§ **Exercise prompt**
Sort through the data and copy the lines holding the word "Output".

§ **Data for processing**
**********
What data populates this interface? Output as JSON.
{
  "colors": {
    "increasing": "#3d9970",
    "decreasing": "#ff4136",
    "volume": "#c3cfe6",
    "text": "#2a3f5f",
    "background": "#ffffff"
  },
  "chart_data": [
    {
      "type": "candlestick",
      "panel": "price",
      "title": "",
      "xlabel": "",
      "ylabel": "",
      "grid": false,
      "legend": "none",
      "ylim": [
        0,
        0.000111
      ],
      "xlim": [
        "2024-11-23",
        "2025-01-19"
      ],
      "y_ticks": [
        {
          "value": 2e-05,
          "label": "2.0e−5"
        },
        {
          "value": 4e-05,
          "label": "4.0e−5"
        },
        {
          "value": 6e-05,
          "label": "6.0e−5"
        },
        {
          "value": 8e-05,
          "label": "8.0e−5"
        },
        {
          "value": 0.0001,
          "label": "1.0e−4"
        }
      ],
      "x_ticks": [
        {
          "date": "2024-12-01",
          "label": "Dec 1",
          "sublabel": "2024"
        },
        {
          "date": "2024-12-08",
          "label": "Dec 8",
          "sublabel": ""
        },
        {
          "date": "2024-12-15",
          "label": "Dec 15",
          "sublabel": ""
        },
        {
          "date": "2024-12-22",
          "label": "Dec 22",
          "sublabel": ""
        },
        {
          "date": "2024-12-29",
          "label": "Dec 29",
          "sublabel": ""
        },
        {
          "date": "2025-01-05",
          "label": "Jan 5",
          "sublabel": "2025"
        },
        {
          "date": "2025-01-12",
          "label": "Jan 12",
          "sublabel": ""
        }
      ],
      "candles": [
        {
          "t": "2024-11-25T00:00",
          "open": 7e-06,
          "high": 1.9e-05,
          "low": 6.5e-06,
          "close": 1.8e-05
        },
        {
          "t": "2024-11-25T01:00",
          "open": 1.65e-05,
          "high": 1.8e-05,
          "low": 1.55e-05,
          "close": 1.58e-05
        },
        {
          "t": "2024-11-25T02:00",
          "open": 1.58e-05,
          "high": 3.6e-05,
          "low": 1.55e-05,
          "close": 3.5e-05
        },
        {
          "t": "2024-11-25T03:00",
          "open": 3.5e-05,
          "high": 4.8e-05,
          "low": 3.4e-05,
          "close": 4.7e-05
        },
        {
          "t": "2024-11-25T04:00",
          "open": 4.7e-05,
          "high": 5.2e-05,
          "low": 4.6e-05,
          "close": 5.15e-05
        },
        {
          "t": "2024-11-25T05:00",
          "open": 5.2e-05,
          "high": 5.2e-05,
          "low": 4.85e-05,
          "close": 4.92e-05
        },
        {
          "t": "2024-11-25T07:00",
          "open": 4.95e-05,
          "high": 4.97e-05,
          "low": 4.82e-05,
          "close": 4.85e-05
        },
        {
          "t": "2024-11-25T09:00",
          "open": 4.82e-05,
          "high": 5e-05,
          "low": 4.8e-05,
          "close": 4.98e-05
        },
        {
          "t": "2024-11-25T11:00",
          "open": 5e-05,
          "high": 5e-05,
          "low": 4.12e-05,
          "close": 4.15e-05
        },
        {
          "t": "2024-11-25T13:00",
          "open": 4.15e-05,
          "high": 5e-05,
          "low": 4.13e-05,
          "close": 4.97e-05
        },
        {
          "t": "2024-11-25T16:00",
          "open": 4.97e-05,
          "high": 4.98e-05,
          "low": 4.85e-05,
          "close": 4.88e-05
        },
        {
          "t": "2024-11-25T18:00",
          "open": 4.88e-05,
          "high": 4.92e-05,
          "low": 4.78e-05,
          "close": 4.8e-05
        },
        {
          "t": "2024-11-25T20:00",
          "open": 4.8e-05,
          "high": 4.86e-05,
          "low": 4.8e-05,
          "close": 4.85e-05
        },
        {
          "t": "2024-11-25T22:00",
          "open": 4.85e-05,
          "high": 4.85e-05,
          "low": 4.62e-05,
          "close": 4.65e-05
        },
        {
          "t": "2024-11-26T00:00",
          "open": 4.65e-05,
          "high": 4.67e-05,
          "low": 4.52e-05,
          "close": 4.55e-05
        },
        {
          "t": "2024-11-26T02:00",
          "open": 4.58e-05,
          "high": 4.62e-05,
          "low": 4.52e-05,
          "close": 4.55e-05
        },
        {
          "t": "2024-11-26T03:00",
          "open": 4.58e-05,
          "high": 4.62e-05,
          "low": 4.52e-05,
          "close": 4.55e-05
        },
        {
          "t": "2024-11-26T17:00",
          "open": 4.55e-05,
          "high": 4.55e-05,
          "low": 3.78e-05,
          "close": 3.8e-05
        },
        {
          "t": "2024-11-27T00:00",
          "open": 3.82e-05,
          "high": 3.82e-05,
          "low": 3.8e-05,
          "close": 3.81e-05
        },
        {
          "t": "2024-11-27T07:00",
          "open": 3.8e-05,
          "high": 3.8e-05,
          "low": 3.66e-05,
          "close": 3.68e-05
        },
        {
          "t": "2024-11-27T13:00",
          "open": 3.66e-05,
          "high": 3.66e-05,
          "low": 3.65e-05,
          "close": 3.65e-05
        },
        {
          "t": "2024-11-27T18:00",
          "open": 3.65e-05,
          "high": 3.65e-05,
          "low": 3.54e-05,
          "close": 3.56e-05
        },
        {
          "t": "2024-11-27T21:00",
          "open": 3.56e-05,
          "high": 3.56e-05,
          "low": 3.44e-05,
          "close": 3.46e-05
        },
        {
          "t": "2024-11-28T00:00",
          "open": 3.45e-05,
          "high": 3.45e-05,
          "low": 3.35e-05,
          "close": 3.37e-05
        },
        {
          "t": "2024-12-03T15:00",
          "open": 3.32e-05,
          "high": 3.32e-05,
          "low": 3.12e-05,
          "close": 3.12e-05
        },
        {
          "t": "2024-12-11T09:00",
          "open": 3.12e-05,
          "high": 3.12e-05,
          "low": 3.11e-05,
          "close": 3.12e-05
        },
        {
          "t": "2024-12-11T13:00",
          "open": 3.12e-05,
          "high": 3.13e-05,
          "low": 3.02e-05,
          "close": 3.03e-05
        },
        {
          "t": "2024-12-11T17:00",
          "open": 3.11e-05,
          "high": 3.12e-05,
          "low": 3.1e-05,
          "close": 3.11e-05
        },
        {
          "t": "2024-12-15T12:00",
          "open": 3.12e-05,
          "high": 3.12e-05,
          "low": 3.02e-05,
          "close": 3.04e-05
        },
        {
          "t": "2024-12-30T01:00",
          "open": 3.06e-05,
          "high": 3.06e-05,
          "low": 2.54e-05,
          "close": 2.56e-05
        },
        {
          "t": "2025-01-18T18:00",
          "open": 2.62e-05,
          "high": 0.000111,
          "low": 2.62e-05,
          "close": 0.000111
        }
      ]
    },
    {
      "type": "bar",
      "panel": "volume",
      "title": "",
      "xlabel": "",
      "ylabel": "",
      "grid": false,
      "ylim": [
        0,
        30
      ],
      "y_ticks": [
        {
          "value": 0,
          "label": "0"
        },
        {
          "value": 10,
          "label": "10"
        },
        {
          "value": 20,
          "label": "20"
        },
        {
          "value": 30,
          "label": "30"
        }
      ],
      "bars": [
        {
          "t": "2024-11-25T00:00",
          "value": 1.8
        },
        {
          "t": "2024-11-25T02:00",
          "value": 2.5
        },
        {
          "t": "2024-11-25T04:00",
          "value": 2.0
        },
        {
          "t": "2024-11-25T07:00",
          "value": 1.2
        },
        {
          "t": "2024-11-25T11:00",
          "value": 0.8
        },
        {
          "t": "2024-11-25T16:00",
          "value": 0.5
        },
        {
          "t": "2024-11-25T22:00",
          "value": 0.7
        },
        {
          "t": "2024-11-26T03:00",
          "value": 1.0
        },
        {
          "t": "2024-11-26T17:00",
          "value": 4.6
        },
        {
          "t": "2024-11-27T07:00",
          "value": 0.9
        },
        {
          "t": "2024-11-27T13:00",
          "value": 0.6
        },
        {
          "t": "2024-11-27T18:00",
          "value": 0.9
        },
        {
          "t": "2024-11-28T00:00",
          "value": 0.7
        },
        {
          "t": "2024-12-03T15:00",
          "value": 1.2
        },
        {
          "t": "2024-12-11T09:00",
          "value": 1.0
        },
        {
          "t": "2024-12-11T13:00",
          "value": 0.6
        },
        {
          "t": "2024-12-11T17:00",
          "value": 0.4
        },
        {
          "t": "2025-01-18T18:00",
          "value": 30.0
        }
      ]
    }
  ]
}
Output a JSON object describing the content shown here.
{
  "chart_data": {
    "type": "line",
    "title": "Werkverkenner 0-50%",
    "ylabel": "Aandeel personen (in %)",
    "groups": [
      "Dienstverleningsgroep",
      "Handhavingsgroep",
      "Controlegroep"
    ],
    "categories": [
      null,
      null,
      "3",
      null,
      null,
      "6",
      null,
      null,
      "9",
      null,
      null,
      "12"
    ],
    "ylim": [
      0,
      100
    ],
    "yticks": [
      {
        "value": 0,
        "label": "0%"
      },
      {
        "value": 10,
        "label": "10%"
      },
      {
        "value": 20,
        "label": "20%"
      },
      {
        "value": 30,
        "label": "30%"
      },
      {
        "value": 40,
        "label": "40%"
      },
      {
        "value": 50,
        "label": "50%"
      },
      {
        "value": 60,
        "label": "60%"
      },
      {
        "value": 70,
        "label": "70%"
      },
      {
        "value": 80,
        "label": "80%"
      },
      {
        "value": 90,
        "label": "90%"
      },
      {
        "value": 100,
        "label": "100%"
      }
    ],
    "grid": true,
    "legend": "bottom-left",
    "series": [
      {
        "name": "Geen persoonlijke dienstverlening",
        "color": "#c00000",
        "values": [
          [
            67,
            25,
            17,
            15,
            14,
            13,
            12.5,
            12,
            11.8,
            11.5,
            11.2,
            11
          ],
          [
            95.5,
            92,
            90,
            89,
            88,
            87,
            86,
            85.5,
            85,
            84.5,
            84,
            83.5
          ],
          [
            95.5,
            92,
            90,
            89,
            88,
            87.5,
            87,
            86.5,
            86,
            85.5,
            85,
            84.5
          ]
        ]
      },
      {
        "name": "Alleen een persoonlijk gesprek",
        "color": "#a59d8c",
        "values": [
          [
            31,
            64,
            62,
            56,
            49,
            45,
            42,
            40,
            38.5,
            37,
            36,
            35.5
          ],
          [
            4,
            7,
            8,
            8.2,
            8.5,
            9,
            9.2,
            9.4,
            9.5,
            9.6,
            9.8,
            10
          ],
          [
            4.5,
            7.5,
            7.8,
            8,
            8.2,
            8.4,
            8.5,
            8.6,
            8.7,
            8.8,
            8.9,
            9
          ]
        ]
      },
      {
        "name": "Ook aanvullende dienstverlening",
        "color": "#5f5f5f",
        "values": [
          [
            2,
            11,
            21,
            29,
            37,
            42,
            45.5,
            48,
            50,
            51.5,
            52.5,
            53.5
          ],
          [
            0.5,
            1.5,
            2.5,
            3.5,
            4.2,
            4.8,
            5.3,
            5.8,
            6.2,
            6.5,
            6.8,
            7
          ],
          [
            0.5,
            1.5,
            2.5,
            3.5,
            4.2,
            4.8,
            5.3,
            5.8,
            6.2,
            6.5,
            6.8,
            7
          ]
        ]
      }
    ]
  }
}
**********
§ **Exercise result**
What data populates this interface? Output as JSON.
Output a JSON object describing the content shown here.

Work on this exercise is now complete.